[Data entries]
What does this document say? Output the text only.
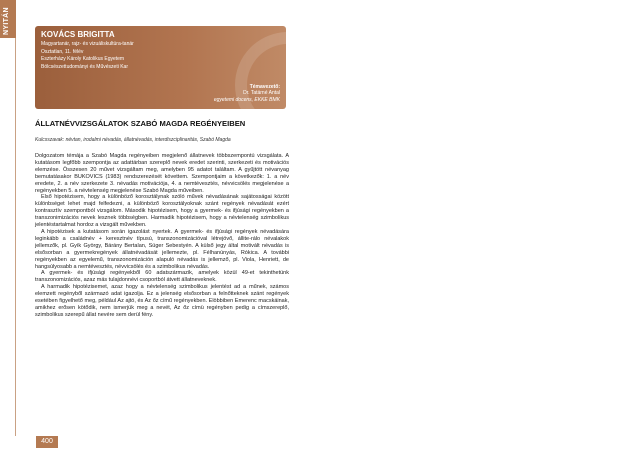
NYITÁN	KOVÁCS BRIGITTA
Magyartanár, rajz- és vizuáliskultúra-tanár
Osztatlan, 11. félév
Eszterházy Károly Katolikus Egyetem
Bölcsészettudományi és Művészeti Kar
Témavezető:
Dr. Tatárné Antal
egyetemi docens, EKKE BMK
ÁLLATNÉVVIZSGÁLATOK SZABÓ MAGDA REGÉNYEIBEN
Kulcsszavak: névtan, irodalmi névadás, állatnévadás, interdiszciplinaritás, Szabó Magda

Dolgozatom témája a Szabó Magda regényeiben megjelenő állatnevek többszempontú vizsgálata. A kutatásom legfőbb szempontja az adattárban szereplő nevek eredet szerinti, szerkezeti és motivációs elemzése. Összesen 20 művet vizsgáltam meg, amelyben 95 adatot találtam. A gyűjtött névanyag bemutatásakor BUKOVICS (1983) rendszerezését követtem. Szempontjaim a következők: 1. a név eredete, 2. a név szerkezete 3. névadás motivációja, 4. a nemtévesztés, névvicsölés megjelenése a regényekben 5. a névtelenség megjelenése Szabó Magda műveiben.

Első hipotézisem, hogy a különböző korosztálynak szóló művek névadásának sajátosságai között különbséget lehet majd felfedezni, a különböző korosztályoknak szánt regények névadását ezért kontrasztív szempontból vizsgálom. Második hipotézisem, hogy a gyermek- és ifjúsági regényekben a transzonimizációs nevek lesznek többségben. Harmadik hipotézisem, hogy a névtelenség szimbolikus jelentéstartalmat hordoz a vizsgált művekben.

A hipotézisek a kutatásom során igazolást nyertek. A gyermek- és ifjúsági regények névadására leginkább a családnév + keresztnév típusú, transzonomizációval létrejövő, állite-rálo névalakok jellemzők, pl. Gyík György, Bárány Bertalan, Süger Sebestyén. A külső jegy által motivált névadás is elsősorban a gyermekregények állatnévadását jellemezte, pl. Félhanúnyás, Rókica. A további regényekben az egyelemű, transzonomizáción alapuló névadás is jellemző, pl. Viola, Henriett, de hangsúlyosabb a nemtévesztés, névvicsölés és a szimbolikus névadás.

A gyermek- és ifjúsági regényekből 60 adatszármazik, amelyek közül 49-et tekinthetünk transzonomizációs, azaz más tulajdonnévi csoportból átvett állatneveknek.

A harmadik hipotézisemet, azaz hogy a névtelenség szimbolikus jelentést ad a műnek, számos elemzett regényből származó adat igazolja. Ez a jelenség elsősorban a felnőtteknek szánt regények esetében figyelhető meg, például Az ajtó, és Az őz című regényekben. Elöbbiben Emerenc macskáinak, amikhez erősen kötődik, nem ismerjük meg a nevét, Az őz címü regényben pedig a címszereplő, szimbolikus szerepű állat nevére sem derül fény.

400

- What you are asked to do -
In the copy, include no pictures; restate the listing above exactly.

- Correct response -
What does this document say? Output the text only.
NYITÁN	KOVÁCS BRIGITTA
Magyartanár, rajz- és vizuáliskultúra-tanár
Osztatlan, 11. félév
Eszterházy Károly Katolikus Egyetem
Bölcsészettudományi és Művészeti Kar
Témavezető:
Dr. Tatárné Antal
egyetemi docens, EKKE BMK
ÁLLATNÉVVIZSGÁLATOK SZABÓ MAGDA REGÉNYEIBEN
Kulcsszavak: névtan, irodalmi névadás, állatnévadás, interdiszciplinaritás, Szabó Magda

Dolgozatom témája a Szabó Magda regényeiben megjelenő állatnevek többszempontú vizsgálata. A kutatásom legfőbb szempontja az adattárban szereplő nevek eredet szerinti, szerkezeti és motivációs elemzése. Összesen 20 művet vizsgáltam meg, amelyben 95 adatot találtam. A gyűjtött névanyag bemutatásakor BUKOVICS (1983) rendszerezését követtem. Szempontjaim a következők: 1. a név eredete, 2. a név szerkezete 3. névadás motivációja, 4. a nemtévesztés, névvicsölés megjelenése a regényekben 5. a névtelenség megjelenése Szabó Magda műveiben.

Első hipotézisem, hogy a különböző korosztálynak szóló művek névadásának sajátosságai között különbséget lehet majd felfedezni, a különböző korosztályoknak szánt regények névadását ezért kontrasztív szempontból vizsgálom. Második hipotézisem, hogy a gyermek- és ifjúsági regényekben a transzonimizációs nevek lesznek többségben. Harmadik hipotézisem, hogy a névtelenség szimbolikus jelentéstartalmat hordoz a vizsgált művekben.

A hipotézisek a kutatásom során igazolást nyertek. A gyermek- és ifjúsági regények névadására leginkább a családnév + keresztnév típusú, transzonomizációval létrejövő, állite-rálo névalakok jellemzők, pl. Gyík György, Bárány Bertalan, Süger Sebestyén. A külső jegy által motivált névadás is elsősorban a gyermekregények állatnévadását jellemezte, pl. Félhanúnyás, Rókica. A további regényekben az egyelemű, transzonomizáción alapuló névadás is jellemző, pl. Viola, Henriett, de hangsúlyosabb a nemtévesztés, névvicsölés és a szimbolikus névadás.

A gyermek- és ifjúsági regényekből 60 adatszármazik, amelyek közül 49-et tekinthetünk transzonomizációs, azaz más tulajdonnévi csoportból átvett állatneveknek.

A harmadik hipotézisemet, azaz hogy a névtelenség szimbolikus jelentést ad a műnek, számos elemzett regényből származó adat igazolja. Ez a jelenség elsősorban a felnőtteknek szánt regények esetében figyelhető meg, például Az ajtó, és Az őz című regényekben. Elöbbiben Emerenc macskáinak, amikhez erősen kötődik, nem ismerjük meg a nevét, Az őz címü regényben pedig a címszereplő, szimbolikus szerepű állat nevére sem derül fény.

400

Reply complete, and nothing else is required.